What you are asked to do | Would you quote the material below in full and unchanged?
──────
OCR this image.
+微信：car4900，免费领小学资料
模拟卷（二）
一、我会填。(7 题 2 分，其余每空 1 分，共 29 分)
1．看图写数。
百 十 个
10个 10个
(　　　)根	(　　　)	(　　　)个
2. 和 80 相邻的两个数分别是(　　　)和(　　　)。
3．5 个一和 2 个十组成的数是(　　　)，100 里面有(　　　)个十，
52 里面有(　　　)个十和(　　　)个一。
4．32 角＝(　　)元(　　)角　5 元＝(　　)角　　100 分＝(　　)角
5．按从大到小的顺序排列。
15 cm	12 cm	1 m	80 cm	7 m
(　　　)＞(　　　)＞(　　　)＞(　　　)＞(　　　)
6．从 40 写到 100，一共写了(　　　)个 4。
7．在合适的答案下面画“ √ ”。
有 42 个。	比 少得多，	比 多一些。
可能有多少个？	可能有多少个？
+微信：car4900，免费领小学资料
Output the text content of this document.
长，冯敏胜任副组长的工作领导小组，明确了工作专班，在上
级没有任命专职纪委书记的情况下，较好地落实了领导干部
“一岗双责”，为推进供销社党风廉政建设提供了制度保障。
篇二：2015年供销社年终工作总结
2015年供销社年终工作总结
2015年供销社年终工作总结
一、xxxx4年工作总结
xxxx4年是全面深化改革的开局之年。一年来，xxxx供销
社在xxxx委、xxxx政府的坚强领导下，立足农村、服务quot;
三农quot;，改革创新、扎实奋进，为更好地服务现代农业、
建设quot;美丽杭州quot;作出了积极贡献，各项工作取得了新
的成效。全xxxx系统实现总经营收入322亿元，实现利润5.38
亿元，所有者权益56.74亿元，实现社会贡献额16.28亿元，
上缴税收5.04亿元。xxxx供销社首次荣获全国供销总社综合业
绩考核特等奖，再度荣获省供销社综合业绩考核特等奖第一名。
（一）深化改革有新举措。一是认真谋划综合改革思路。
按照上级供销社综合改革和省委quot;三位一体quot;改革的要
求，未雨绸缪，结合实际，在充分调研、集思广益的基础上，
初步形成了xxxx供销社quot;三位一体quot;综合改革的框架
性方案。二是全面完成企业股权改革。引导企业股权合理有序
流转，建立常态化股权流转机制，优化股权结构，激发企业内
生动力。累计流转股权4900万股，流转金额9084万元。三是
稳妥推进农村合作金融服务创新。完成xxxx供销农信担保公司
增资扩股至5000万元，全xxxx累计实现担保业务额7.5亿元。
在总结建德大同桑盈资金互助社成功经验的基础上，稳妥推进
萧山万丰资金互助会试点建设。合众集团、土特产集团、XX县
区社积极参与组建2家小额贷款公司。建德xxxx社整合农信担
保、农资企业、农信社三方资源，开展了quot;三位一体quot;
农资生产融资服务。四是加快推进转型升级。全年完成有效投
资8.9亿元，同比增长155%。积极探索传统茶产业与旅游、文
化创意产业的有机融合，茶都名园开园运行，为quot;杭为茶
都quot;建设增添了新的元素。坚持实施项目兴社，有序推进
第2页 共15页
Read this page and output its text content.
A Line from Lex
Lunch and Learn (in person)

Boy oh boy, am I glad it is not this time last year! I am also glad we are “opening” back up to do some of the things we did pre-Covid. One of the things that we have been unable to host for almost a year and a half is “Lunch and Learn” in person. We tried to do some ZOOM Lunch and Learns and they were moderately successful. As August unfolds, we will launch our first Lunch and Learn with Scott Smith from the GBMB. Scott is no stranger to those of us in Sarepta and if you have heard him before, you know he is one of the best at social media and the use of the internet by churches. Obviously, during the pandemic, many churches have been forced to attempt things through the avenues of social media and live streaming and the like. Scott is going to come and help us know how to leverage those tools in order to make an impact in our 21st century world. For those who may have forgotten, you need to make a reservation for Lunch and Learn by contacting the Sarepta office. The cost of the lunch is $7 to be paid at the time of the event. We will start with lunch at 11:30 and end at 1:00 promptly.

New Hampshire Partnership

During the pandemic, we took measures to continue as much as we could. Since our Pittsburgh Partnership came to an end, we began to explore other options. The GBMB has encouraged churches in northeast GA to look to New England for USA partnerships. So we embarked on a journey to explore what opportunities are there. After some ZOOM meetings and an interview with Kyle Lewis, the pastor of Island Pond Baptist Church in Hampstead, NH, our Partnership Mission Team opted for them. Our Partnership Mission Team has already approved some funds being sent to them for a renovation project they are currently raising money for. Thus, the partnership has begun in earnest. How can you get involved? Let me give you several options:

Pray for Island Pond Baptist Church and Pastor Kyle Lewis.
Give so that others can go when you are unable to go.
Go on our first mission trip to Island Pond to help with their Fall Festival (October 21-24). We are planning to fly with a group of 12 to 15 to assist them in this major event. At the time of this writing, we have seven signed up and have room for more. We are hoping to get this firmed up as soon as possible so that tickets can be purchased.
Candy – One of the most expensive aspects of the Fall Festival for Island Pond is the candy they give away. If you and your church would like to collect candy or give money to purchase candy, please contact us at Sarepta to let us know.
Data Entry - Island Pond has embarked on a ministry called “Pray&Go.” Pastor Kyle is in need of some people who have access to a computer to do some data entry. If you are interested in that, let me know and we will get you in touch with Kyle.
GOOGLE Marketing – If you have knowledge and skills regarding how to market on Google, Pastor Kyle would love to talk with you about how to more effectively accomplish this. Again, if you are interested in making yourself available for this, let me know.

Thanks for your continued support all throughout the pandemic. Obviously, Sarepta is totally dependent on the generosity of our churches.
──────
Written reply |
OCR this image.
+微信：car4900，免费领小学资料
模拟卷（二）
一、我会填。(7 题 2 分，其余每空 1 分，共 29 分)
1．看图写数。
百 十 个
10个 10个
(　　　)根	(　　　)	(　　　)个
2. 和 80 相邻的两个数分别是(　　　)和(　　　)。
3．5 个一和 2 个十组成的数是(　　　)，100 里面有(　　　)个十，
52 里面有(　　　)个十和(　　　)个一。
4．32 角＝(　　)元(　　)角　5 元＝(　　)角　　100 分＝(　　)角
5．按从大到小的顺序排列。
15 cm	12 cm	1 m	80 cm	7 m
(　　　)＞(　　　)＞(　　　)＞(　　　)＞(　　　)
6．从 40 写到 100，一共写了(　　　)个 4。
7．在合适的答案下面画“ √ ”。
有 42 个。	比 少得多，	比 多一些。
可能有多少个？	可能有多少个？
+微信：car4900，免费领小学资料
Output the text content of this document.
长，冯敏胜任副组长的工作领导小组，明确了工作专班，在上
级没有任命专职纪委书记的情况下，较好地落实了领导干部
“一岗双责”，为推进供销社党风廉政建设提供了制度保障。
篇二：2015年供销社年终工作总结
2015年供销社年终工作总结
2015年供销社年终工作总结
一、xxxx4年工作总结
xxxx4年是全面深化改革的开局之年。一年来，xxxx供销
社在xxxx委、xxxx政府的坚强领导下，立足农村、服务quot;
三农quot;，改革创新、扎实奋进，为更好地服务现代农业、
建设quot;美丽杭州quot;作出了积极贡献，各项工作取得了新
的成效。全xxxx系统实现总经营收入322亿元，实现利润5.38
亿元，所有者权益56.74亿元，实现社会贡献额16.28亿元，
上缴税收5.04亿元。xxxx供销社首次荣获全国供销总社综合业
绩考核特等奖，再度荣获省供销社综合业绩考核特等奖第一名。
（一）深化改革有新举措。一是认真谋划综合改革思路。
按照上级供销社综合改革和省委quot;三位一体quot;改革的要
求，未雨绸缪，结合实际，在充分调研、集思广益的基础上，
初步形成了xxxx供销社quot;三位一体quot;综合改革的框架
性方案。二是全面完成企业股权改革。引导企业股权合理有序
流转，建立常态化股权流转机制，优化股权结构，激发企业内
生动力。累计流转股权4900万股，流转金额9084万元。三是
稳妥推进农村合作金融服务创新。完成xxxx供销农信担保公司
增资扩股至5000万元，全xxxx累计实现担保业务额7.5亿元。
在总结建德大同桑盈资金互助社成功经验的基础上，稳妥推进
萧山万丰资金互助会试点建设。合众集团、土特产集团、XX县
区社积极参与组建2家小额贷款公司。建德xxxx社整合农信担
保、农资企业、农信社三方资源，开展了quot;三位一体quot;
农资生产融资服务。四是加快推进转型升级。全年完成有效投
资8.9亿元，同比增长155%。积极探索传统茶产业与旅游、文
化创意产业的有机融合，茶都名园开园运行，为quot;杭为茶
都quot;建设增添了新的元素。坚持实施项目兴社，有序推进
第2页 共15页
Read this page and output its text content.
A Line from Lex
Lunch and Learn (in person)

Boy oh boy, am I glad it is not this time last year! I am also glad we are “opening” back up to do some of the things we did pre-Covid. One of the things that we have been unable to host for almost a year and a half is “Lunch and Learn” in person. We tried to do some ZOOM Lunch and Learns and they were moderately successful. As August unfolds, we will launch our first Lunch and Learn with Scott Smith from the GBMB. Scott is no stranger to those of us in Sarepta and if you have heard him before, you know he is one of the best at social media and the use of the internet by churches. Obviously, during the pandemic, many churches have been forced to attempt things through the avenues of social media and live streaming and the like. Scott is going to come and help us know how to leverage those tools in order to make an impact in our 21st century world. For those who may have forgotten, you need to make a reservation for Lunch and Learn by contacting the Sarepta office. The cost of the lunch is $7 to be paid at the time of the event. We will start with lunch at 11:30 and end at 1:00 promptly.

New Hampshire Partnership

During the pandemic, we took measures to continue as much as we could. Since our Pittsburgh Partnership came to an end, we began to explore other options. The GBMB has encouraged churches in northeast GA to look to New England for USA partnerships. So we embarked on a journey to explore what opportunities are there. After some ZOOM meetings and an interview with Kyle Lewis, the pastor of Island Pond Baptist Church in Hampstead, NH, our Partnership Mission Team opted for them. Our Partnership Mission Team has already approved some funds being sent to them for a renovation project they are currently raising money for. Thus, the partnership has begun in earnest. How can you get involved? Let me give you several options:

Pray for Island Pond Baptist Church and Pastor Kyle Lewis.
Give so that others can go when you are unable to go.
Go on our first mission trip to Island Pond to help with their Fall Festival (October 21-24). We are planning to fly with a group of 12 to 15 to assist them in this major event. At the time of this writing, we have seven signed up and have room for more. We are hoping to get this firmed up as soon as possible so that tickets can be purchased.
Candy – One of the most expensive aspects of the Fall Festival for Island Pond is the candy they give away. If you and your church would like to collect candy or give money to purchase candy, please contact us at Sarepta to let us know.
Data Entry - Island Pond has embarked on a ministry called “Pray&Go.” Pastor Kyle is in need of some people who have access to a computer to do some data entry. If you are interested in that, let me know and we will get you in touch with Kyle.
GOOGLE Marketing – If you have knowledge and skills regarding how to market on Google, Pastor Kyle would love to talk with you about how to more effectively accomplish this. Again, if you are interested in making yourself available for this, let me know.

Thanks for your continued support all throughout the pandemic. Obviously, Sarepta is totally dependent on the generosity of our churches.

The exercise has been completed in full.